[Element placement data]

▼

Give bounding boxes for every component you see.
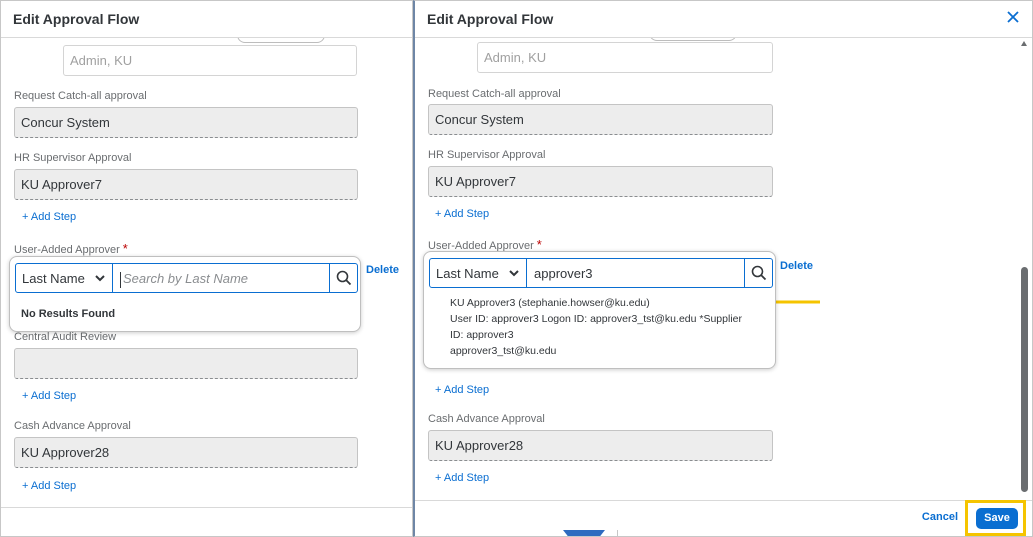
add-step-link[interactable]: + Add Step [435, 384, 489, 396]
search-placeholder: Search by Last Name [123, 271, 249, 286]
search-button[interactable] [744, 259, 772, 287]
approver-search-popover: Last Name approver3 KU Approver3 (stepha… [423, 251, 776, 369]
dialog-header: Edit Approval Flow [1, 1, 412, 38]
step-label: Cash Advance Approval [14, 420, 131, 432]
scroll-up-icon[interactable] [1021, 41, 1027, 46]
search-icon [336, 270, 352, 286]
result-email: approver3_tst@ku.edu [450, 345, 557, 357]
cash-advance-approver-field: KU Approver28 [428, 430, 773, 461]
dialog-title: Edit Approval Flow [427, 11, 554, 27]
close-icon[interactable] [1004, 9, 1022, 27]
no-results-message: No Results Found [21, 308, 116, 320]
step-label: Request Catch-all approval [14, 90, 147, 102]
search-by-select[interactable]: Last Name [430, 259, 527, 287]
result-name: KU Approver3 (stephanie.howser@ku.edu) [450, 297, 650, 309]
dialog-footer: Cancel Save [415, 500, 1032, 536]
approver-search-input[interactable]: approver3 [528, 259, 745, 287]
cancel-button[interactable]: Cancel [922, 511, 958, 523]
text-cursor [120, 271, 121, 288]
central-audit-field [14, 348, 358, 379]
search-result-item[interactable]: KU Approver3 (stephanie.howser@ku.edu) U… [450, 295, 780, 359]
search-by-select[interactable]: Last Name [16, 264, 113, 292]
right-dialog: Edit Approval Flow Admin, KU Request Cat… [413, 0, 1033, 537]
bottom-tab-marker [563, 530, 605, 536]
label-text: User-Added Approver [14, 244, 120, 256]
result-supplier-id: ID: approver3 [450, 329, 514, 341]
divider [617, 530, 618, 536]
add-step-link[interactable]: + Add Step [22, 480, 76, 492]
hr-supervisor-approver-field: KU Approver7 [14, 169, 358, 200]
scrollbar[interactable] [1020, 39, 1029, 495]
scroll-thumb[interactable] [1021, 267, 1028, 492]
catch-all-approver-field: Concur System [14, 107, 358, 138]
step-label: Cash Advance Approval [428, 413, 545, 425]
delete-step-link[interactable]: Delete [366, 264, 399, 276]
add-step-link[interactable]: + Add Step [435, 208, 489, 220]
delete-step-link[interactable]: Delete [780, 260, 813, 272]
step-label: HR Supervisor Approval [428, 149, 546, 161]
approver-admin-field: Admin, KU [477, 42, 773, 73]
dialog-footer [1, 507, 412, 536]
step-label: HR Supervisor Approval [14, 152, 132, 164]
save-button[interactable]: Save [976, 508, 1018, 529]
result-ids: User ID: approver3 Logon ID: approver3_t… [450, 313, 742, 325]
chevron-down-icon [95, 275, 105, 282]
approver-search-bar: Last Name Search by Last Name [15, 263, 358, 293]
search-button[interactable] [329, 264, 357, 292]
left-dialog: Edit Approval Flow Admin, KU Request Cat… [0, 0, 413, 537]
cash-advance-approver-field: KU Approver28 [14, 437, 358, 468]
user-added-approver-label: User-Added Approver * [428, 237, 542, 252]
required-marker: * [122, 241, 128, 256]
step-label: Request Catch-all approval [428, 88, 561, 100]
save-highlight-box: Save [965, 500, 1026, 536]
add-step-link[interactable]: + Add Step [22, 390, 76, 402]
chevron-down-icon [509, 270, 519, 277]
search-by-value: Last Name [436, 266, 499, 281]
required-marker: * [536, 237, 542, 252]
add-step-link[interactable]: + Add Step [435, 472, 489, 484]
dialog-header: Edit Approval Flow [415, 1, 1032, 38]
add-step-link[interactable]: + Add Step [22, 211, 76, 223]
hr-supervisor-approver-field: KU Approver7 [428, 166, 773, 197]
approver-search-bar: Last Name approver3 [429, 258, 773, 288]
approver-search-popover: Last Name Search by Last Name No Results… [9, 256, 361, 332]
search-by-value: Last Name [22, 271, 85, 286]
dialog-title: Edit Approval Flow [13, 11, 140, 27]
approver-admin-field: Admin, KU [63, 45, 357, 76]
search-icon [751, 265, 767, 281]
step-label: Central Audit Review [14, 331, 117, 343]
catch-all-approver-field: Concur System [428, 104, 773, 135]
user-added-approver-label: User-Added Approver * [14, 241, 128, 256]
approver-search-input[interactable]: Search by Last Name [114, 264, 330, 292]
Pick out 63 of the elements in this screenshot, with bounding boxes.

▲

→ **Aim**:
Rewrite the data above with "Edit Approval Flow" changed to "Update Approval Flow" everywhere it occurs, leaving everything else as it is and omitting the pictures.

→ **Solution for this task**:
Give bounding boxes for every component you see.
add-step-link[interactable]: + Add Step [435, 384, 489, 396]
search-placeholder: Search by Last Name [123, 271, 249, 286]
search-button[interactable] [744, 259, 772, 287]
approver-search-popover: Last Name approver3 KU Approver3 (stepha… [423, 251, 776, 369]
dialog-header: Update Approval Flow [1, 1, 412, 38]
step-label: Cash Advance Approval [14, 420, 131, 432]
scroll-up-icon[interactable] [1021, 41, 1027, 46]
search-icon [336, 270, 352, 286]
result-email: approver3_tst@ku.edu [450, 345, 557, 357]
cash-advance-approver-field: KU Approver28 [428, 430, 773, 461]
dialog-title: Update Approval Flow [427, 11, 554, 27]
close-icon[interactable] [1004, 9, 1022, 27]
no-results-message: No Results Found [21, 308, 116, 320]
step-label: Request Catch-all approval [14, 90, 147, 102]
search-by-select[interactable]: Last Name [430, 259, 527, 287]
result-name: KU Approver3 (stephanie.howser@ku.edu) [450, 297, 650, 309]
dialog-footer: Cancel Save [415, 500, 1032, 536]
approver-search-input[interactable]: approver3 [528, 259, 745, 287]
cancel-button[interactable]: Cancel [922, 511, 958, 523]
text-cursor [120, 271, 121, 288]
central-audit-field [14, 348, 358, 379]
search-result-item[interactable]: KU Approver3 (stephanie.howser@ku.edu) U… [450, 295, 780, 359]
search-by-select[interactable]: Last Name [16, 264, 113, 292]
right-dialog: Update Approval Flow Admin, KU Request Cat… [413, 0, 1033, 537]
bottom-tab-marker [563, 530, 605, 536]
label-text: User-Added Approver [14, 244, 120, 256]
result-supplier-id: ID: approver3 [450, 329, 514, 341]
divider [617, 530, 618, 536]
add-step-link[interactable]: + Add Step [22, 480, 76, 492]
hr-supervisor-approver-field: KU Approver7 [14, 169, 358, 200]
scrollbar[interactable] [1020, 39, 1029, 495]
scroll-thumb[interactable] [1021, 267, 1028, 492]
catch-all-approver-field: Concur System [14, 107, 358, 138]
step-label: Cash Advance Approval [428, 413, 545, 425]
delete-step-link[interactable]: Delete [366, 264, 399, 276]
add-step-link[interactable]: + Add Step [435, 208, 489, 220]
delete-step-link[interactable]: Delete [780, 260, 813, 272]
step-label: HR Supervisor Approval [428, 149, 546, 161]
approver-admin-field: Admin, KU [477, 42, 773, 73]
dialog-footer [1, 507, 412, 536]
step-label: HR Supervisor Approval [14, 152, 132, 164]
save-button[interactable]: Save [976, 508, 1018, 529]
result-ids: User ID: approver3 Logon ID: approver3_t… [450, 313, 742, 325]
chevron-down-icon [95, 275, 105, 282]
approver-search-bar: Last Name Search by Last Name [15, 263, 358, 293]
search-button[interactable] [329, 264, 357, 292]
left-dialog: Update Approval Flow Admin, KU Request Cat… [0, 0, 413, 537]
cash-advance-approver-field: KU Approver28 [14, 437, 358, 468]
user-added-approver-label: User-Added Approver * [428, 237, 542, 252]
required-marker: * [122, 241, 128, 256]
step-label: Request Catch-all approval [428, 88, 561, 100]
save-highlight-box: Save [965, 500, 1026, 536]
add-step-link[interactable]: + Add Step [22, 390, 76, 402]
chevron-down-icon [509, 270, 519, 277]
search-by-value: Last Name [436, 266, 499, 281]
required-marker: * [536, 237, 542, 252]
add-step-link[interactable]: + Add Step [435, 472, 489, 484]
dialog-header: Update Approval Flow [415, 1, 1032, 38]
add-step-link[interactable]: + Add Step [22, 211, 76, 223]
hr-supervisor-approver-field: KU Approver7 [428, 166, 773, 197]
approver-search-bar: Last Name approver3 [429, 258, 773, 288]
approver-search-popover: Last Name Search by Last Name No Results… [9, 256, 361, 332]
search-by-value: Last Name [22, 271, 85, 286]
dialog-title: Update Approval Flow [13, 11, 140, 27]
approver-admin-field: Admin, KU [63, 45, 357, 76]
search-icon [751, 265, 767, 281]
step-label: Central Audit Review [14, 331, 117, 343]
catch-all-approver-field: Concur System [428, 104, 773, 135]
user-added-approver-label: User-Added Approver * [14, 241, 128, 256]
approver-search-input[interactable]: Search by Last Name [114, 264, 330, 292]
Pick out 63 of the elements in this screenshot, with bounding boxes.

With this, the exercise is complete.